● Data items
>>

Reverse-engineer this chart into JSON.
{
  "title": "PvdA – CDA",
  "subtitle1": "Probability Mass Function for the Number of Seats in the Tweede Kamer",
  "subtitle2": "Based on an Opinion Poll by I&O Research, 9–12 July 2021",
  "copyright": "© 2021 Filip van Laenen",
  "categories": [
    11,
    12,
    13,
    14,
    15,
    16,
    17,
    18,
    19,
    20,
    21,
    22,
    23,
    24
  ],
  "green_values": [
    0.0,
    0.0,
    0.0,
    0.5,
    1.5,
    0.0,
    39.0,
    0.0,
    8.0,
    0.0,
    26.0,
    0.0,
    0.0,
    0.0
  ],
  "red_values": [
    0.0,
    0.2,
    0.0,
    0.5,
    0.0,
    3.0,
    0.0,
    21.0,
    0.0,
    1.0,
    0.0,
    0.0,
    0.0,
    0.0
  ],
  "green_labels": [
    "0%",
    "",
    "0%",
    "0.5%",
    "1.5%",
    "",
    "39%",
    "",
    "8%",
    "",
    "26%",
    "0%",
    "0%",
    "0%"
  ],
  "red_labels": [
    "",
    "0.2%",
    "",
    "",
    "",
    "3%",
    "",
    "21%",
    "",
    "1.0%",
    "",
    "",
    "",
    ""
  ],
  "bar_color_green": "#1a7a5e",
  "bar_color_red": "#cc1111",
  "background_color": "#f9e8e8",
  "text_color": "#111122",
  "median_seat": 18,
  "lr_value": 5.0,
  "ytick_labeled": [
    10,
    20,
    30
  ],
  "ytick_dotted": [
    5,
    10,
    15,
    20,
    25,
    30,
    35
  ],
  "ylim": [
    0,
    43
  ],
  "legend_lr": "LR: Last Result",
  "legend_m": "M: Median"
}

<<

● GIVEN PROBLEM
Output the complete data exactly as written.

● SOLUTION TO THE EXERCISE
Reverse-engineer this chart into JSON.
{
  "title": "PvdA – CDA",
  "subtitle1": "Probability Mass Function for the Number of Seats in the Tweede Kamer",
  "subtitle2": "Based on an Opinion Poll by I&O Research, 9–12 July 2021",
  "copyright": "© 2021 Filip van Laenen",
  "categories": [
    11,
    12,
    13,
    14,
    15,
    16,
    17,
    18,
    19,
    20,
    21,
    22,
    23,
    24
  ],
  "green_values": [
    0.0,
    0.0,
    0.0,
    0.5,
    1.5,
    0.0,
    39.0,
    0.0,
    8.0,
    0.0,
    26.0,
    0.0,
    0.0,
    0.0
  ],
  "red_values": [
    0.0,
    0.2,
    0.0,
    0.5,
    0.0,
    3.0,
    0.0,
    21.0,
    0.0,
    1.0,
    0.0,
    0.0,
    0.0,
    0.0
  ],
  "green_labels": [
    "0%",
    "",
    "0%",
    "0.5%",
    "1.5%",
    "",
    "39%",
    "",
    "8%",
    "",
    "26%",
    "0%",
    "0%",
    "0%"
  ],
  "red_labels": [
    "",
    "0.2%",
    "",
    "",
    "",
    "3%",
    "",
    "21%",
    "",
    "1.0%",
    "",
    "",
    "",
    ""
  ],
  "bar_color_green": "#1a7a5e",
  "bar_color_red": "#cc1111",
  "background_color": "#f9e8e8",
  "text_color": "#111122",
  "median_seat": 18,
  "lr_value": 5.0,
  "ytick_labeled": [
    10,
    20,
    30
  ],
  "ytick_dotted": [
    5,
    10,
    15,
    20,
    25,
    30,
    35
  ],
  "ylim": [
    0,
    43
  ],
  "legend_lr": "LR: Last Result",
  "legend_m": "M: Median"
}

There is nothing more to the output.